══ INPUT FOR THIS TASK

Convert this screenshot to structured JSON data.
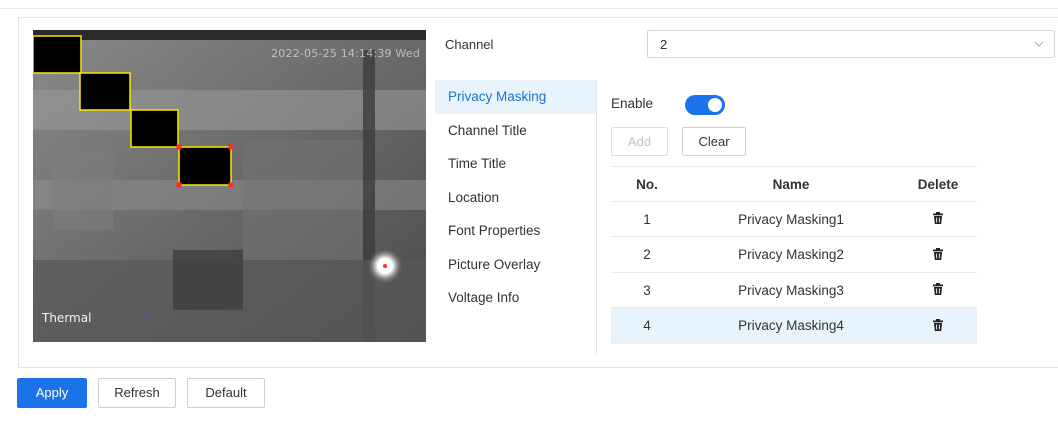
{
  "channel": {
    "label": "Channel",
    "value": "2"
  },
  "preview": {
    "timestamp": "2022-05-25 14:14:39 Wed",
    "camera_label": "Thermal"
  },
  "nav": {
    "items": [
      {
        "label": "Privacy Masking",
        "active": true
      },
      {
        "label": "Channel Title",
        "active": false
      },
      {
        "label": "Time Title",
        "active": false
      },
      {
        "label": "Location",
        "active": false
      },
      {
        "label": "Font Properties",
        "active": false
      },
      {
        "label": "Picture Overlay",
        "active": false
      },
      {
        "label": "Voltage Info",
        "active": false
      }
    ]
  },
  "privacy": {
    "enable_label": "Enable",
    "enabled": true,
    "add_label": "Add",
    "clear_label": "Clear",
    "table": {
      "headers": {
        "no": "No.",
        "name": "Name",
        "delete": "Delete"
      },
      "rows": [
        {
          "no": "1",
          "name": "Privacy Masking1"
        },
        {
          "no": "2",
          "name": "Privacy Masking2"
        },
        {
          "no": "3",
          "name": "Privacy Masking3"
        },
        {
          "no": "4",
          "name": "Privacy Masking4"
        }
      ],
      "selected_index": 3
    }
  },
  "footer": {
    "apply_label": "Apply",
    "refresh_label": "Refresh",
    "default_label": "Default"
  },
  "colors": {
    "accent": "#1a73e8",
    "selected_row": "#e8f4fc",
    "mask_border": "#ffe600",
    "handle": "#ff2a2a"
  },
  "icons": {
    "select_chevron": "chevron-down-icon",
    "delete": "trash-icon"
  }
}
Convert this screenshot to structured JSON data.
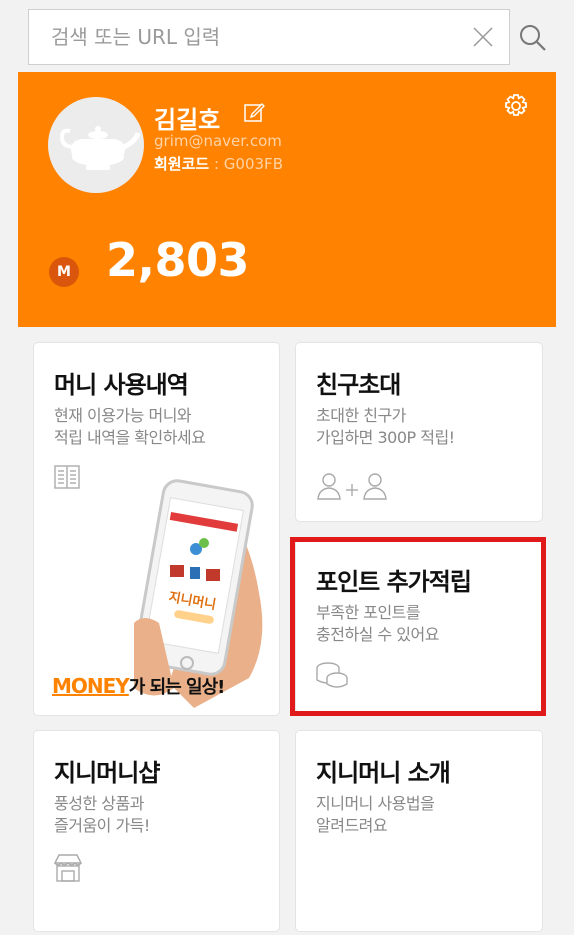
{
  "search": {
    "placeholder": "검색 또는 URL 입력",
    "value": ""
  },
  "profile": {
    "name": "김길호",
    "email": "grim@naver.com",
    "member_code_label": "회원코드",
    "member_code_value": ": G003FB",
    "money_badge": "M",
    "points": "2,803",
    "accent_color": "#ff8300"
  },
  "cards": {
    "money_history": {
      "title": "머니 사용내역",
      "desc_line1": "현재 이용가능 머니와",
      "desc_line2": "적립 내역을 확인하세요",
      "icon": "book-icon",
      "promo": {
        "word": "MONEY",
        "rest": "가 되는 일상!",
        "brand": "지니머니"
      }
    },
    "invite": {
      "title": "친구초대",
      "desc_line1": "초대한 친구가",
      "desc_line2": "가입하면 300P 적립!",
      "icon": "person-plus-person-icon"
    },
    "point_charge": {
      "title": "포인트 추가적립",
      "desc_line1": "부족한 포인트를",
      "desc_line2": "충전하실 수 있어요",
      "icon": "coin-stack-icon"
    },
    "shop": {
      "title": "지니머니샵",
      "desc_line1": "풍성한 상품과",
      "desc_line2": "즐거움이 가득!",
      "icon": "store-icon"
    },
    "about": {
      "title": "지니머니 소개",
      "desc_line1": "지니머니 사용법을",
      "desc_line2": "알려드려요"
    }
  }
}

════

#### PROBLEM TO SOLVE:
Each entry above should be reproduced exactly, with the pictures removed.

#### FULL OUTPUT:
Convert this screenshot to structured JSON data.
{
  "channel": {
    "label": "Channel",
    "value": "2"
  },
  "preview": {
    "timestamp": "2022-05-25 14:14:39 Wed",
    "camera_label": "Thermal"
  },
  "nav": {
    "items": [
      {
        "label": "Privacy Masking",
        "active": true
      },
      {
        "label": "Channel Title",
        "active": false
      },
      {
        "label": "Time Title",
        "active": false
      },
      {
        "label": "Location",
        "active": false
      },
      {
        "label": "Font Properties",
        "active": false
      },
      {
        "label": "Picture Overlay",
        "active": false
      },
      {
        "label": "Voltage Info",
        "active": false
      }
    ]
  },
  "privacy": {
    "enable_label": "Enable",
    "enabled": true,
    "add_label": "Add",
    "clear_label": "Clear",
    "table": {
      "headers": {
        "no": "No.",
        "name": "Name",
        "delete": "Delete"
      },
      "rows": [
        {
          "no": "1",
          "name": "Privacy Masking1"
        },
        {
          "no": "2",
          "name": "Privacy Masking2"
        },
        {
          "no": "3",
          "name": "Privacy Masking3"
        },
        {
          "no": "4",
          "name": "Privacy Masking4"
        }
      ],
      "selected_index": 3
    }
  },
  "footer": {
    "apply_label": "Apply",
    "refresh_label": "Refresh",
    "default_label": "Default"
  },
  "colors": {
    "accent": "#1a73e8",
    "selected_row": "#e8f4fc",
    "mask_border": "#ffe600",
    "handle": "#ff2a2a"
  },
  "icons": {
    "select_chevron": "chevron-down-icon",
    "delete": "trash-icon"
  }
}
Convert this screenshot to structured JSON data.
{
  "search": {
    "placeholder": "검색 또는 URL 입력",
    "value": ""
  },
  "profile": {
    "name": "김길호",
    "email": "grim@naver.com",
    "member_code_label": "회원코드",
    "member_code_value": ": G003FB",
    "money_badge": "M",
    "points": "2,803",
    "accent_color": "#ff8300"
  },
  "cards": {
    "money_history": {
      "title": "머니 사용내역",
      "desc_line1": "현재 이용가능 머니와",
      "desc_line2": "적립 내역을 확인하세요",
      "icon": "book-icon",
      "promo": {
        "word": "MONEY",
        "rest": "가 되는 일상!",
        "brand": "지니머니"
      }
    },
    "invite": {
      "title": "친구초대",
      "desc_line1": "초대한 친구가",
      "desc_line2": "가입하면 300P 적립!",
      "icon": "person-plus-person-icon"
    },
    "point_charge": {
      "title": "포인트 추가적립",
      "desc_line1": "부족한 포인트를",
      "desc_line2": "충전하실 수 있어요",
      "icon": "coin-stack-icon"
    },
    "shop": {
      "title": "지니머니샵",
      "desc_line1": "풍성한 상품과",
      "desc_line2": "즐거움이 가득!",
      "icon": "store-icon"
    },
    "about": {
      "title": "지니머니 소개",
      "desc_line1": "지니머니 사용법을",
      "desc_line2": "알려드려요"
    }
  }
}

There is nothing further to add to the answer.